Traduzca al inglés esta oración del texto sobre el genocidio moderno: «Por separado, cada uno de los factores es corriente y normal».

▶ _Texto de la página_
......

El Holocausto es una consecuencia del impulso moderno hacia un mundo absolutamente diseñado y controlado una vez que este impulso se empieza a descontrolar. La mayor parte del tiempo se evita que la modernidad lo permita. Sus ambiciones pugnan con el pluralismo del mundo humano y se detienen antes de realizarse por falta de un poder absoluto que sea lo suficientemente absoluto y de un organismo monopolista que sea lo suficientemente monopolista como para rechazar, quitar importancia o aplastar a todas las fuerzas autónomas, compensatorias y atenuantes.

La peculiaridad del genocidio moderno

Cuando un poder absoluto capaz de monopolizar los vehículos modernos de la acción racional se convierte al sueño modernista y cuando este poder se libera de todo control social efectivo, entonces se produce el genocidio. Un genocidio moderno, como el Holocausto. El cortocircuito (aunque casi desearíamos decir ‘el encuentro fortuito’) entre una élite ideológicamente obsesionada con el poder y las tremendas facilidades de la sociedad moderna para la actuación racional y sistemática no suele producirse a menudo. Pero, una Vez que sucede, salen a la luz ciertos aspectos de la modernidad que son menos visibles en otras circunstancias y, por lo tanto, se pueden quedar fuera de la teorización.

El Holocausto moderno es único y singular en dos sentidos. Se diferencia de los otros casos históricos de genocidio en que es moderno. Y sigue siendo singular si se le compara con la cotidianeidad de la sociedad moderna Porque reúne algunos factores corrientes de la modernidad que, por lo general se mantienen separados. En este segundo sentido de su peculiaridad, lo que es poco frecuente y raro es la combinación de factores, no los factores que se combinan. Por separado, cada uno de los factores es corriente y normal. Es decir, no es suficiente con saber qué son el salitre, el azufre y el carbón si no se sabe y se recuerda que al mezclarlos se convierten en pólvora.

Esta singularidad y normalidad simultáneas del Holocausto ha encontrado una expresión excelente en el resumen de los trabajos de Sarah Gordon:

El exterminio sistemático, a diferencia de los pogromos esporádicos, sólo lo puede llevar a cabo un gobierno extremadamente poderoso y, probablemente, sólo hubiera podido tener éxito en condiciones de guerra. Fue la llegada de Hitler y sus seguidores radicalmente antisemitas y su posterior centralización del poder las que hicieron posible el exterminio de la judería europea. (…)

......

▶ _Filas suministradas_
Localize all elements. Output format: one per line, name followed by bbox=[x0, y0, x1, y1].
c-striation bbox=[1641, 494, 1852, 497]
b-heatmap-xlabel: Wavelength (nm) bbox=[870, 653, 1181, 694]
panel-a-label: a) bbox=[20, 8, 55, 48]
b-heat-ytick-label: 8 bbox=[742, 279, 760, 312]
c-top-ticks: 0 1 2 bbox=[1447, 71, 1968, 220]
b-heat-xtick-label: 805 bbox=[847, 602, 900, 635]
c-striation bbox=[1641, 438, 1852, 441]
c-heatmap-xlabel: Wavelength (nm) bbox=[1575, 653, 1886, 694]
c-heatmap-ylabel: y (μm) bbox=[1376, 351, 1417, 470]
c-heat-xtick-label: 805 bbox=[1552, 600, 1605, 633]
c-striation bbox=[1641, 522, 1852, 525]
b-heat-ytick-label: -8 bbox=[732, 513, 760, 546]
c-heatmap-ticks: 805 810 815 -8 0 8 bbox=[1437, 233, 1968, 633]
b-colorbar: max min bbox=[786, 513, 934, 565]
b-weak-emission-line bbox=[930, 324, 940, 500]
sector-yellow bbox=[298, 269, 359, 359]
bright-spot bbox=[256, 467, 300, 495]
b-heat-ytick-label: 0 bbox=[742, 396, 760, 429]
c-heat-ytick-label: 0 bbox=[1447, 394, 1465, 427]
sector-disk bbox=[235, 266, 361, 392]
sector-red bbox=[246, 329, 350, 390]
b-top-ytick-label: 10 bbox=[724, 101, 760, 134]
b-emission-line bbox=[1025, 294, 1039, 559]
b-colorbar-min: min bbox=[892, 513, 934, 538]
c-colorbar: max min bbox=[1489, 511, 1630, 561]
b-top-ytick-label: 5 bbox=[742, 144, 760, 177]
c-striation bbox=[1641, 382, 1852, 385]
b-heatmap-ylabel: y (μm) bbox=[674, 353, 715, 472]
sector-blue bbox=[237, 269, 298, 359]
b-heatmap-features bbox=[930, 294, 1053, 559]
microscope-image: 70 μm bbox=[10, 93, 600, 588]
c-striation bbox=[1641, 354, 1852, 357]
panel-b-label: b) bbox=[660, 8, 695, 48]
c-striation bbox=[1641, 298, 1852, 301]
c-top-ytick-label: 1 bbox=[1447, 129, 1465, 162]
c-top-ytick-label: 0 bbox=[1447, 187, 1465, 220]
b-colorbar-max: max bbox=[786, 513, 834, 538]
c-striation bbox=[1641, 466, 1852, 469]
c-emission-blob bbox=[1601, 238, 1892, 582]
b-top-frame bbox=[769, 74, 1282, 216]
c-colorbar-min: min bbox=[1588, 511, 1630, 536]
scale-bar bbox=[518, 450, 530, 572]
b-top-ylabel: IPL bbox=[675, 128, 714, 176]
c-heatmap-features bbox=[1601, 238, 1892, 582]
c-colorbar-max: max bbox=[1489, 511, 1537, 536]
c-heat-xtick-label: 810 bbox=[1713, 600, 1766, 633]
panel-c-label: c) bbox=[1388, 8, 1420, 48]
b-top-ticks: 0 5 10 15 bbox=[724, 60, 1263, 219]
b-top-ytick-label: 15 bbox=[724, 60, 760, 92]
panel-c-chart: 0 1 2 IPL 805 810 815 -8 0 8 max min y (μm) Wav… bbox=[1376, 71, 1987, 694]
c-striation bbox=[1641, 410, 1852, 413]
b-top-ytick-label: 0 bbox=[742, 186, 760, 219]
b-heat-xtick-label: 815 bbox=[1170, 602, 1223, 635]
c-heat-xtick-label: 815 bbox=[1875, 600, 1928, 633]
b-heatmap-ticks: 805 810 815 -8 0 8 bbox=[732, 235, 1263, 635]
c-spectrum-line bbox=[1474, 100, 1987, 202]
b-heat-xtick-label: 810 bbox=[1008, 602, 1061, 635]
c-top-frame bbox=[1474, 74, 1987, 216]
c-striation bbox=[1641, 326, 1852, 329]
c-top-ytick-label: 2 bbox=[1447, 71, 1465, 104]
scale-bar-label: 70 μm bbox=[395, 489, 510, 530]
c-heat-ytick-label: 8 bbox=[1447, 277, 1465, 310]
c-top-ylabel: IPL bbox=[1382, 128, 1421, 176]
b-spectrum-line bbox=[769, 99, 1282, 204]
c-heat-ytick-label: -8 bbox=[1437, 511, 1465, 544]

......

▶ _Solución del problema_
Taken separately, each of the factors is ordinary and normal.